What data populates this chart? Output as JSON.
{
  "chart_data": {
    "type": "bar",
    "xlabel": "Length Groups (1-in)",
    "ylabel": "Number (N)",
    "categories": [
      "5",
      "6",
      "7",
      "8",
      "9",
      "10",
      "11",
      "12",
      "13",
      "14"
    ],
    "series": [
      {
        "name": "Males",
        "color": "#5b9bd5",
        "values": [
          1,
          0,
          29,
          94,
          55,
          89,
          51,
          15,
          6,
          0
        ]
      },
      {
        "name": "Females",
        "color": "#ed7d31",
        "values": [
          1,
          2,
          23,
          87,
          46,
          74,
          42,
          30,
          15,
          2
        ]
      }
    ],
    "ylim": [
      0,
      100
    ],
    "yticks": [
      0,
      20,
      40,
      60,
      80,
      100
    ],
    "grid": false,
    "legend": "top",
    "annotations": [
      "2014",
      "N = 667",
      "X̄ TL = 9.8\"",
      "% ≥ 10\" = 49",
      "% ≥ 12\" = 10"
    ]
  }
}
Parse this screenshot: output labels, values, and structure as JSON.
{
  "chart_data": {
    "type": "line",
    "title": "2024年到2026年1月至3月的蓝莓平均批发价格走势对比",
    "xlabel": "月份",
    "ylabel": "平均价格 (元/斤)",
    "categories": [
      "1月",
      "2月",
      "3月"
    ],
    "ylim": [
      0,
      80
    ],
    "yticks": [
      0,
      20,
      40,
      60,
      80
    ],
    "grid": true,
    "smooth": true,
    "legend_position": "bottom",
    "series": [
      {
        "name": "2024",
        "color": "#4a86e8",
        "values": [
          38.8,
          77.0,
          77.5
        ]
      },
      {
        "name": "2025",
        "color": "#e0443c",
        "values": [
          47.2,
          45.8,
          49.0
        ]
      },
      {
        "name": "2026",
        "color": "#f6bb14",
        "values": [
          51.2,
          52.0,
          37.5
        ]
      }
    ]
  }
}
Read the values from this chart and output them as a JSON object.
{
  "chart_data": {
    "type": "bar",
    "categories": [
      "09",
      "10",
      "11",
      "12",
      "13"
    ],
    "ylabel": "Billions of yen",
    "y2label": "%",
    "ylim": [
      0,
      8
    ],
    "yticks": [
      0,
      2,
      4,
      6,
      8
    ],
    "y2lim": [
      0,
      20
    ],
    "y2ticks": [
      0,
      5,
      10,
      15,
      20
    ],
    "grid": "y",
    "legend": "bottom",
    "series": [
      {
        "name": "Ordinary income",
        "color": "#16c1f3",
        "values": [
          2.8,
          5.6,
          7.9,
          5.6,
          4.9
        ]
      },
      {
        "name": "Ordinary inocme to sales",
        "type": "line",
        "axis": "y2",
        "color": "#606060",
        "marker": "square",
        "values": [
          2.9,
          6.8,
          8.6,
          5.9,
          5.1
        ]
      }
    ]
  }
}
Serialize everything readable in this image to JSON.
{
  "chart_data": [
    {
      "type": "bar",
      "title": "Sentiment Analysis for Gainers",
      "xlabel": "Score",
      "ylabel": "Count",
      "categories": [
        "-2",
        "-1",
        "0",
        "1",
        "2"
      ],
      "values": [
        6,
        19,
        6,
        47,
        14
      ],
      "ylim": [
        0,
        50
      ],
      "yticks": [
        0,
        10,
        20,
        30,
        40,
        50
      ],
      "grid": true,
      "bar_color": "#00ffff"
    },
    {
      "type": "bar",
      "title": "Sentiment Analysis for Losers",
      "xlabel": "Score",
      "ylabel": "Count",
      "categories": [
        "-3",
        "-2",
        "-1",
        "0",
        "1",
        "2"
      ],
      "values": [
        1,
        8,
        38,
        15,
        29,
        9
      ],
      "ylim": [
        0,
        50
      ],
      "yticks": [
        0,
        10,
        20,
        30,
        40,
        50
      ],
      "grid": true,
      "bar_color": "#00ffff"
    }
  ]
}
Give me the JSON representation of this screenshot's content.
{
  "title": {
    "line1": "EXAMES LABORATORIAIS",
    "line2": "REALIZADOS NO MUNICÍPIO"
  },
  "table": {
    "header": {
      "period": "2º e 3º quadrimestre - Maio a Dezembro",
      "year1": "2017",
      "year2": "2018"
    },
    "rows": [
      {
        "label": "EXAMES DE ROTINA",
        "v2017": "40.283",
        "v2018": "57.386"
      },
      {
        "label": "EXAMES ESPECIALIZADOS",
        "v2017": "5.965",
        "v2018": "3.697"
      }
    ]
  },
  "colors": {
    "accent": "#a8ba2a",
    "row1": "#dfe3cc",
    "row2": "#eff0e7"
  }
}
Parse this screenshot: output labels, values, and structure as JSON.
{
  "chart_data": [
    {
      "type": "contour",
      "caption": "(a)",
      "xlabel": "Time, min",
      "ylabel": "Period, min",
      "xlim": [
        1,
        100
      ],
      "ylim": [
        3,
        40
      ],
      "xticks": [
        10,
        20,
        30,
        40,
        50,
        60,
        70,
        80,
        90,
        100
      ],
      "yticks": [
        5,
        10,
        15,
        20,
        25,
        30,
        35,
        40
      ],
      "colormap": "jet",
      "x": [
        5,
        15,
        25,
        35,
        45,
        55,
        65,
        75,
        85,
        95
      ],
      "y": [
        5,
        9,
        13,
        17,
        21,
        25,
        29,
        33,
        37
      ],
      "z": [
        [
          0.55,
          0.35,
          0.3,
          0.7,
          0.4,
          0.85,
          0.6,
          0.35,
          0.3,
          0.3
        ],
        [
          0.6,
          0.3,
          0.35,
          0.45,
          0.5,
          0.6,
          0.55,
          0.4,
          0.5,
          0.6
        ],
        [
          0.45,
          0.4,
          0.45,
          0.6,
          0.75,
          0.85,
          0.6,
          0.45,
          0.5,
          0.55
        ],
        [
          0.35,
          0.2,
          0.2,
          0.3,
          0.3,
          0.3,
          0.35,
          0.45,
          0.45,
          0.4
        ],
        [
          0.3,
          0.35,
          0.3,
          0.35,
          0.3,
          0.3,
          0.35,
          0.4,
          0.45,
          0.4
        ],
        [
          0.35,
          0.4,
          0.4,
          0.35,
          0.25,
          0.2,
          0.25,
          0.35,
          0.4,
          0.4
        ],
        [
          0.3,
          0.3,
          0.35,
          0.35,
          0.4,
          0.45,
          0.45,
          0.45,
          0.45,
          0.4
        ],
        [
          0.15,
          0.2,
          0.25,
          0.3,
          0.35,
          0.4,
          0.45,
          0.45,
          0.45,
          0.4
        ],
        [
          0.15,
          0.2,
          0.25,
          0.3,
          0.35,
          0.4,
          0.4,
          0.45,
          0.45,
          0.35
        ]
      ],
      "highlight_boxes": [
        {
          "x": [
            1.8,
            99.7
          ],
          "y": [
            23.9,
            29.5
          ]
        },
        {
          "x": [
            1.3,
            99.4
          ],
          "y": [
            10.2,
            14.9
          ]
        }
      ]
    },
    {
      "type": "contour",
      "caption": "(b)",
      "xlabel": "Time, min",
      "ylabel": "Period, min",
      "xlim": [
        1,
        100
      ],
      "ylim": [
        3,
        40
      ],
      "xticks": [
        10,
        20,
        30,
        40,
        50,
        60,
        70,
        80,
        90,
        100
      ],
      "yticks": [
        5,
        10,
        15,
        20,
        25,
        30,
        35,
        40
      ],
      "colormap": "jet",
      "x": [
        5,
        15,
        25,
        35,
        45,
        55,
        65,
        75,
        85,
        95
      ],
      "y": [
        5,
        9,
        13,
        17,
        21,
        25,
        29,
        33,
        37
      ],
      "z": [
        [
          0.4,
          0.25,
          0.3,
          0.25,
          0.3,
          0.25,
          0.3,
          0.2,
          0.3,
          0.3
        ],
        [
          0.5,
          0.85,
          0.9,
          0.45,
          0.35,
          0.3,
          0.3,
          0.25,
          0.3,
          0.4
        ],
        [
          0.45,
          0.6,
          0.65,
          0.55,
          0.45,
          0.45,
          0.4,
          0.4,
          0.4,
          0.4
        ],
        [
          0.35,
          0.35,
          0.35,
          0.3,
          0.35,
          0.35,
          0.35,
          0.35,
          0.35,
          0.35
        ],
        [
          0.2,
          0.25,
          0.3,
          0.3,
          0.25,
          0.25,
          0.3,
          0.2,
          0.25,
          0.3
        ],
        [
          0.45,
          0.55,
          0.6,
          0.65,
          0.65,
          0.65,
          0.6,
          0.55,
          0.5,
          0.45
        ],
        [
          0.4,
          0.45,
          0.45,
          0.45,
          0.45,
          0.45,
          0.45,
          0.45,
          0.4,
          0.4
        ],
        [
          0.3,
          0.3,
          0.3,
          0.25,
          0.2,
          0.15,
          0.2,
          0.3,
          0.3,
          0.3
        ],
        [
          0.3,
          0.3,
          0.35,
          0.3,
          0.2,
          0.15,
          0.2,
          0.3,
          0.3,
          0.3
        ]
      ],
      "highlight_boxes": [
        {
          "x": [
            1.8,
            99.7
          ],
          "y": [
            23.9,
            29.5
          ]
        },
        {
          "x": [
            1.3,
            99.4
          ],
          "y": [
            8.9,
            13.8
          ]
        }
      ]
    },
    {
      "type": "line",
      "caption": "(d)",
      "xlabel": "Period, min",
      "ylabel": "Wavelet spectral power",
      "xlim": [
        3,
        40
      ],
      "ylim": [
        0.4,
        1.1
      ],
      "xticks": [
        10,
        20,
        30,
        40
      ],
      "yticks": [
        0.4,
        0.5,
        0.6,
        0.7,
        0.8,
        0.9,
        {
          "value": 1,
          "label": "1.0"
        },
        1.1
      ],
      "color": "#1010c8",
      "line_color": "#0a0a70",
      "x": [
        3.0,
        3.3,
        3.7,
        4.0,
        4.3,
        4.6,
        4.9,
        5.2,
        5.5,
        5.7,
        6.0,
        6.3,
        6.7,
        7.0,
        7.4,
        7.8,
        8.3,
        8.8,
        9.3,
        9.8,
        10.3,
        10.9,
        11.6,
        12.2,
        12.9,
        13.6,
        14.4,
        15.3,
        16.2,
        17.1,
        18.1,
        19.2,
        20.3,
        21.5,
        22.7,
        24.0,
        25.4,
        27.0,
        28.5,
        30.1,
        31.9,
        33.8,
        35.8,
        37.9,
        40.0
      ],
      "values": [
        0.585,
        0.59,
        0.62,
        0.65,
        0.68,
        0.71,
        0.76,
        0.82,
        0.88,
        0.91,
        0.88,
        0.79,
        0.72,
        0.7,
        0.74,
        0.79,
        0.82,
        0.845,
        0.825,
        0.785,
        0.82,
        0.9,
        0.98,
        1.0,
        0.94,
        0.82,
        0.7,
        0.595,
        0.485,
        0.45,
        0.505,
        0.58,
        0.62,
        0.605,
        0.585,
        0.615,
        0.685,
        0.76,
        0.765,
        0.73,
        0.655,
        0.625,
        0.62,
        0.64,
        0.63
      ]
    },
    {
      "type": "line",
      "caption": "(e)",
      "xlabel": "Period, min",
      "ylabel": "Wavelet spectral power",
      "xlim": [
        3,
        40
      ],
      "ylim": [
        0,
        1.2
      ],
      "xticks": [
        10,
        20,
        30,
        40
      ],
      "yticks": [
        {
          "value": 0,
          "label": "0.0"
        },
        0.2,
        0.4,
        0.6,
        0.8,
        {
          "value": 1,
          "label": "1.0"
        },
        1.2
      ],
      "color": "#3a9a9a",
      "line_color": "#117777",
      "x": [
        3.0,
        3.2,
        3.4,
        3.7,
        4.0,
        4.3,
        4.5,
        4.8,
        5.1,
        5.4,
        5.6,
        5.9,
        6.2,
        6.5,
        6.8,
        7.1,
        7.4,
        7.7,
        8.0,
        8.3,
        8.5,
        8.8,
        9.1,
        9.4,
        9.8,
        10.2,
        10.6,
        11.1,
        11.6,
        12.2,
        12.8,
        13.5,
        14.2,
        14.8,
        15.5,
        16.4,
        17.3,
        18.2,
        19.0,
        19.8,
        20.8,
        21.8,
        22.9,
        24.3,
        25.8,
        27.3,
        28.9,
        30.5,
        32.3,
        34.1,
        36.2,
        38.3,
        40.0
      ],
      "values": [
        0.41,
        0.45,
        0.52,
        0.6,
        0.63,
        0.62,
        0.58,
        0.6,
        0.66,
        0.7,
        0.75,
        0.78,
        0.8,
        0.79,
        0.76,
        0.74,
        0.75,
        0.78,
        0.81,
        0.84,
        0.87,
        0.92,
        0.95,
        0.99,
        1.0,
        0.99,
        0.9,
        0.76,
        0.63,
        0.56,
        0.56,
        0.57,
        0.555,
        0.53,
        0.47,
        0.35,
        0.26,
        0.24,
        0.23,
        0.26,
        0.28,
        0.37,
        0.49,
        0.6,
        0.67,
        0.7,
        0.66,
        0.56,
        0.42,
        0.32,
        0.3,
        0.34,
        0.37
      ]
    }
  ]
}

[TASK INSTRUCTIONS]
Write out every line of the data that holds the word "caption".

[THE SOLUTION]
      "caption": "(a)",
      "caption": "(b)",
      "caption": "(d)",
      "caption": "(e)",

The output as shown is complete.